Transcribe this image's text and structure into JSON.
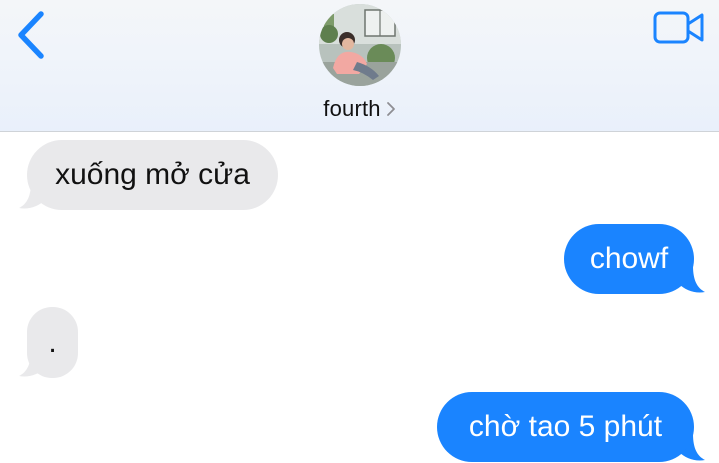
{
  "header": {
    "contact_name": "fourth",
    "back_icon": "chevron-left-icon",
    "video_icon": "video-camera-icon",
    "detail_icon": "chevron-right-icon",
    "accent_color": "#1a84ff"
  },
  "messages": [
    {
      "direction": "incoming",
      "text": "xuống mở cửa"
    },
    {
      "direction": "outgoing",
      "text": "chowf"
    },
    {
      "direction": "incoming",
      "text": "."
    },
    {
      "direction": "outgoing",
      "text": "chờ tao 5 phút"
    }
  ],
  "colors": {
    "incoming_bubble": "#e9e9eb",
    "outgoing_bubble": "#1a84ff",
    "header_background": "#eef3fa"
  }
}
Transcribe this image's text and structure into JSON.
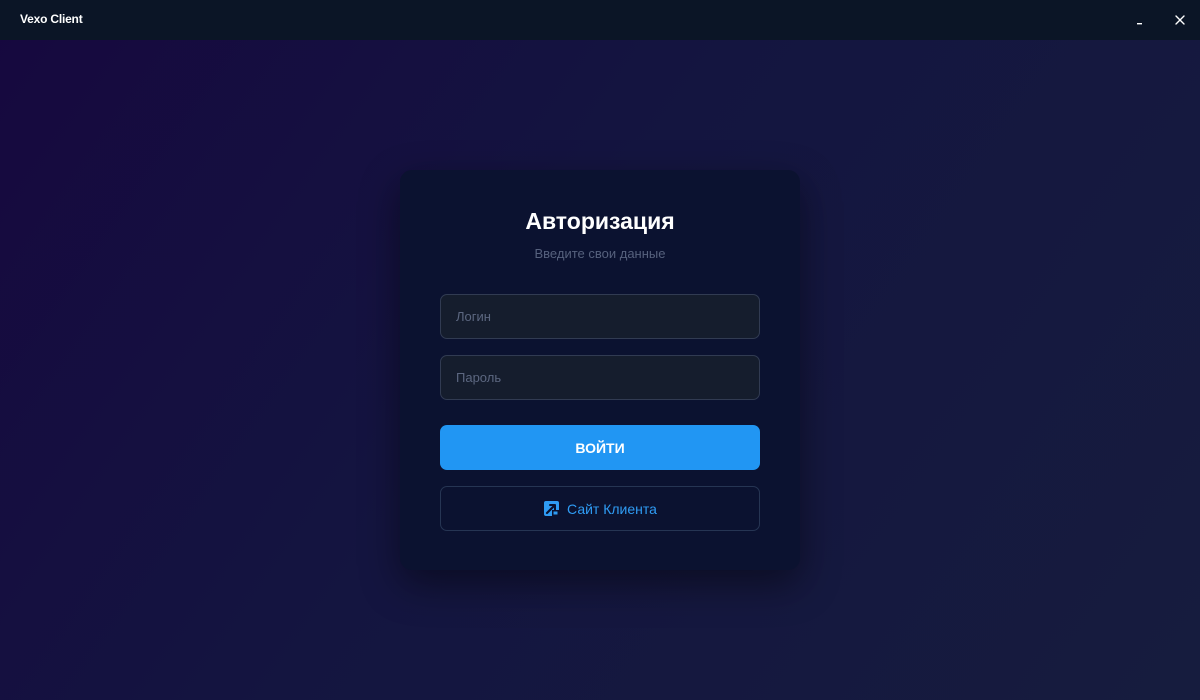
{
  "window": {
    "title": "Vexo Client",
    "minimize_label": "_",
    "close_label": "✕"
  },
  "auth": {
    "title": "Авторизация",
    "subtitle": "Введите свои данные",
    "login_placeholder": "Логин",
    "login_value": "",
    "password_placeholder": "Пароль",
    "password_value": "",
    "submit_label": "ВОЙТИ",
    "site_link_label": "Сайт Клиента",
    "site_link_icon": "external-link-icon"
  },
  "colors": {
    "accent": "#2196f3",
    "link": "#2f9cf4",
    "card_background": "#0b1230",
    "titlebar_background": "#0b1526"
  }
}
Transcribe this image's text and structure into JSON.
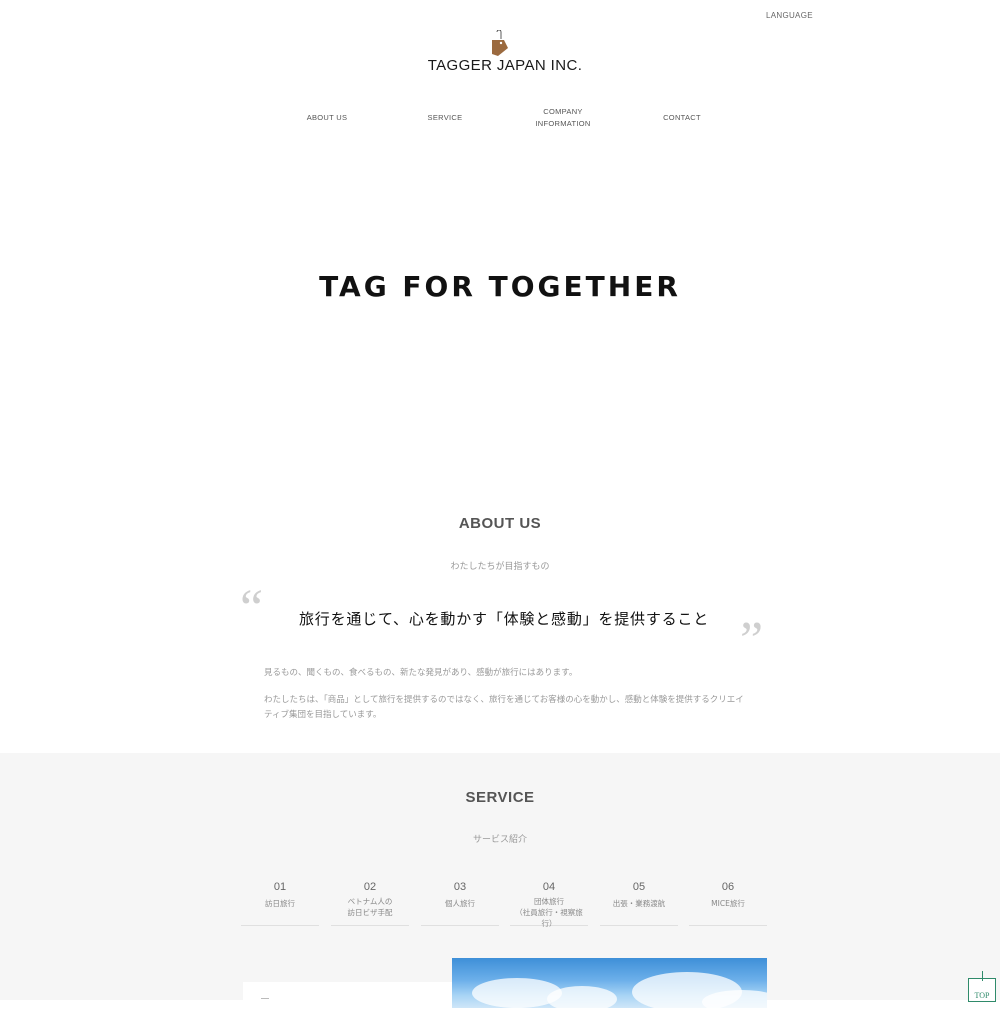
{
  "header": {
    "language_label": "LANGUAGE",
    "logo_text": "TAGGER JAPAN INC."
  },
  "nav": {
    "about": "ABOUT US",
    "service": "SERVICE",
    "company_line1": "COMPANY",
    "company_line2": "INFORMATION",
    "contact": "CONTACT"
  },
  "hero": {
    "tagline": "TAG FOR TOGETHER"
  },
  "about": {
    "title": "ABOUT US",
    "subtitle": "わたしたちが目指すもの",
    "catchphrase": "旅行を通じて、心を動かす「体験と感動」を提供すること",
    "paragraph1": "見るもの、聞くもの、食べるもの、新たな発見があり、感動が旅行にはあります。",
    "paragraph2": "わたしたちは、「商品」として旅行を提供するのではなく、旅行を通じてお客様の心を動かし、感動と体験を提供するクリエイティブ集団を目指しています。"
  },
  "service": {
    "title": "SERVICE",
    "subtitle": "サービス紹介",
    "items": [
      {
        "num": "01",
        "line1": "訪日旅行",
        "line2": ""
      },
      {
        "num": "02",
        "line1": "ベトナム人の",
        "line2": "訪日ビザ手配"
      },
      {
        "num": "03",
        "line1": "個人旅行",
        "line2": ""
      },
      {
        "num": "04",
        "line1": "団体旅行",
        "line2": "（社員旅行・視察旅行）"
      },
      {
        "num": "05",
        "line1": "出張・業務渡航",
        "line2": ""
      },
      {
        "num": "06",
        "line1": "MICE旅行",
        "line2": ""
      }
    ]
  },
  "page_top": {
    "label": "TOP"
  },
  "colors": {
    "logo_tag": "#9b6a3f",
    "accent_green": "#2f8a6a",
    "service_bg": "#f6f6f6"
  },
  "icons": {
    "logo": "tag-icon"
  }
}
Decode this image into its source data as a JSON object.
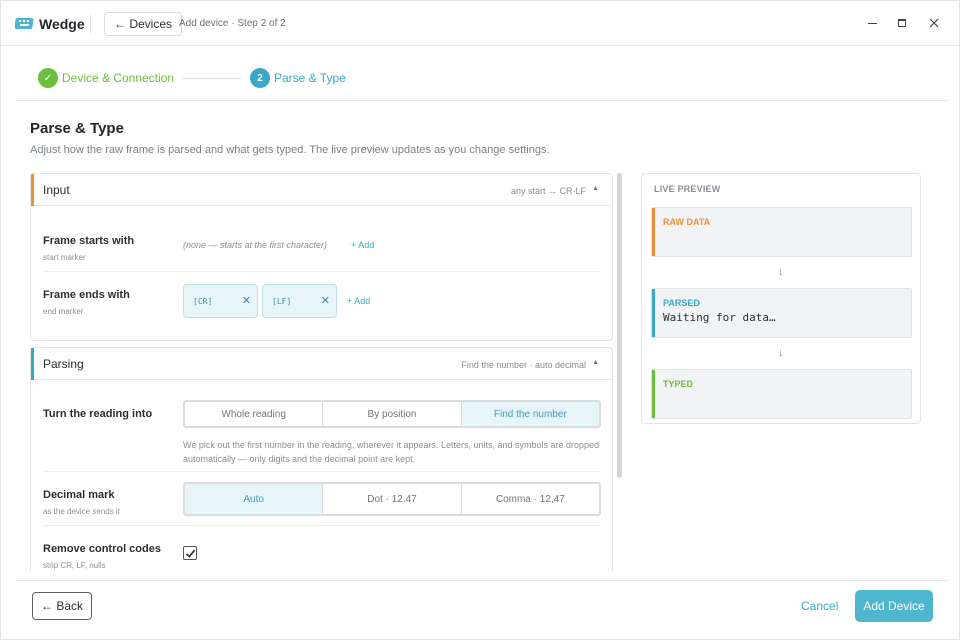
{
  "app": {
    "name": "Wedge",
    "back_label": "← Devices",
    "breadcrumb": "Add device · Step 2 of 2"
  },
  "stepper": {
    "steps": [
      {
        "label": "Device & Connection",
        "badge": "✓"
      },
      {
        "label": "Parse & Type",
        "badge": "2"
      }
    ]
  },
  "page": {
    "title": "Parse & Type",
    "description": "Adjust how the raw frame is parsed and what gets typed. The live preview updates as you change settings."
  },
  "input_section": {
    "title": "Input",
    "summary": "any start → CR·LF",
    "caret": "▲",
    "frame_start": {
      "label": "Frame starts with",
      "sub": "start marker",
      "empty_text": "(none — starts at the first character)",
      "add_label": "+ Add"
    },
    "frame_end": {
      "label": "Frame ends with",
      "sub": "end marker",
      "chips": [
        "[CR]",
        "[LF]"
      ],
      "chip_remove": "✕",
      "add_label": "+ Add"
    }
  },
  "parsing_section": {
    "title": "Parsing",
    "summary": "Find the number · auto decimal",
    "caret": "▲",
    "turn_into": {
      "label": "Turn the reading into",
      "options": [
        "Whole reading",
        "By position",
        "Find the number"
      ],
      "selected": "Find the number",
      "help": "We pick out the first number in the reading, wherever it appears. Letters, units, and symbols are dropped automatically — only digits and the decimal point are kept."
    },
    "decimal": {
      "label": "Decimal mark",
      "sub": "as the device sends it",
      "options": [
        "Auto",
        "Dot · 12.47",
        "Comma · 12,47"
      ],
      "selected": "Auto"
    },
    "control_codes": {
      "label": "Remove control codes",
      "sub": "strip CR, LF, nulls",
      "checked": true
    }
  },
  "preview": {
    "title": "LIVE PREVIEW",
    "arrow": "↓",
    "raw": {
      "label": "RAW DATA",
      "value": "",
      "color": "#e8913a"
    },
    "parsed": {
      "label": "PARSED",
      "value": "Waiting for data…",
      "color": "#3aa9c6"
    },
    "typed": {
      "label": "TYPED",
      "value": "",
      "color": "#6cbf3e"
    }
  },
  "footer": {
    "back_label": "← Back",
    "cancel_label": "Cancel",
    "add_label": "Add Device"
  },
  "colors": {
    "accent": "#3aa9c6",
    "success": "#6cbf3e",
    "input_accent": "#e8913a",
    "primary_button": "#4fb6cf"
  }
}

• [Set problem] From the data above, write out everything exactly except the pictures.

• [The completed task]
Transcribe this image's text and structure into JSON.
{
  "header": {
    "contact_name": "fourth",
    "back_icon": "chevron-left-icon",
    "video_icon": "video-camera-icon",
    "detail_icon": "chevron-right-icon",
    "accent_color": "#1a84ff"
  },
  "messages": [
    {
      "direction": "incoming",
      "text": "xuống mở cửa"
    },
    {
      "direction": "outgoing",
      "text": "chowf"
    },
    {
      "direction": "incoming",
      "text": "."
    },
    {
      "direction": "outgoing",
      "text": "chờ tao 5 phút"
    }
  ],
  "colors": {
    "incoming_bubble": "#e9e9eb",
    "outgoing_bubble": "#1a84ff",
    "header_background": "#eef3fa"
  }
}
Transcribe this image's text and structure into JSON.
{
  "window": {
    "title": "Vexo Client",
    "minimize_label": "_",
    "close_label": "✕"
  },
  "auth": {
    "title": "Авторизация",
    "subtitle": "Введите свои данные",
    "login_placeholder": "Логин",
    "login_value": "",
    "password_placeholder": "Пароль",
    "password_value": "",
    "submit_label": "ВОЙТИ",
    "site_link_label": "Сайт Клиента",
    "site_link_icon": "external-link-icon"
  },
  "colors": {
    "accent": "#2196f3",
    "link": "#2f9cf4",
    "card_background": "#0b1230",
    "titlebar_background": "#0b1526"
  }
}
Transcribe this image's text and structure into JSON.
{
  "header": {
    "language_label": "LANGUAGE",
    "logo_text": "TAGGER JAPAN INC."
  },
  "nav": {
    "about": "ABOUT US",
    "service": "SERVICE",
    "company_line1": "COMPANY",
    "company_line2": "INFORMATION",
    "contact": "CONTACT"
  },
  "hero": {
    "tagline": "TAG FOR TOGETHER"
  },
  "about": {
    "title": "ABOUT US",
    "subtitle": "わたしたちが目指すもの",
    "catchphrase": "旅行を通じて、心を動かす「体験と感動」を提供すること",
    "paragraph1": "見るもの、聞くもの、食べるもの、新たな発見があり、感動が旅行にはあります。",
    "paragraph2": "わたしたちは、「商品」として旅行を提供するのではなく、旅行を通じてお客様の心を動かし、感動と体験を提供するクリエイティブ集団を目指しています。"
  },
  "service": {
    "title": "SERVICE",
    "subtitle": "サービス紹介",
    "items": [
      {
        "num": "01",
        "line1": "訪日旅行",
        "line2": ""
      },
      {
        "num": "02",
        "line1": "ベトナム人の",
        "line2": "訪日ビザ手配"
      },
      {
        "num": "03",
        "line1": "個人旅行",
        "line2": ""
      },
      {
        "num": "04",
        "line1": "団体旅行",
        "line2": "（社員旅行・視察旅行）"
      },
      {
        "num": "05",
        "line1": "出張・業務渡航",
        "line2": ""
      },
      {
        "num": "06",
        "line1": "MICE旅行",
        "line2": ""
      }
    ]
  },
  "page_top": {
    "label": "TOP"
  },
  "colors": {
    "logo_tag": "#9b6a3f",
    "accent_green": "#2f8a6a",
    "service_bg": "#f6f6f6"
  },
  "icons": {
    "logo": "tag-icon"
  }
}
Decode this image into its source data as a JSON object.
{
  "app": {
    "name": "Wedge",
    "back_label": "← Devices",
    "breadcrumb": "Add device · Step 2 of 2"
  },
  "stepper": {
    "steps": [
      {
        "label": "Device & Connection",
        "badge": "✓"
      },
      {
        "label": "Parse & Type",
        "badge": "2"
      }
    ]
  },
  "page": {
    "title": "Parse & Type",
    "description": "Adjust how the raw frame is parsed and what gets typed. The live preview updates as you change settings."
  },
  "input_section": {
    "title": "Input",
    "summary": "any start → CR·LF",
    "caret": "▲",
    "frame_start": {
      "label": "Frame starts with",
      "sub": "start marker",
      "empty_text": "(none — starts at the first character)",
      "add_label": "+ Add"
    },
    "frame_end": {
      "label": "Frame ends with",
      "sub": "end marker",
      "chips": [
        "[CR]",
        "[LF]"
      ],
      "chip_remove": "✕",
      "add_label": "+ Add"
    }
  },
  "parsing_section": {
    "title": "Parsing",
    "summary": "Find the number · auto decimal",
    "caret": "▲",
    "turn_into": {
      "label": "Turn the reading into",
      "options": [
        "Whole reading",
        "By position",
        "Find the number"
      ],
      "selected": "Find the number",
      "help": "We pick out the first number in the reading, wherever it appears. Letters, units, and symbols are dropped automatically — only digits and the decimal point are kept."
    },
    "decimal": {
      "label": "Decimal mark",
      "sub": "as the device sends it",
      "options": [
        "Auto",
        "Dot · 12.47",
        "Comma · 12,47"
      ],
      "selected": "Auto"
    },
    "control_codes": {
      "label": "Remove control codes",
      "sub": "strip CR, LF, nulls",
      "checked": true
    }
  },
  "preview": {
    "title": "LIVE PREVIEW",
    "arrow": "↓",
    "raw": {
      "label": "RAW DATA",
      "value": "",
      "color": "#e8913a"
    },
    "parsed": {
      "label": "PARSED",
      "value": "Waiting for data…",
      "color": "#3aa9c6"
    },
    "typed": {
      "label": "TYPED",
      "value": "",
      "color": "#6cbf3e"
    }
  },
  "footer": {
    "back_label": "← Back",
    "cancel_label": "Cancel",
    "add_label": "Add Device"
  },
  "colors": {
    "accent": "#3aa9c6",
    "success": "#6cbf3e",
    "input_accent": "#e8913a",
    "primary_button": "#4fb6cf"
  }
}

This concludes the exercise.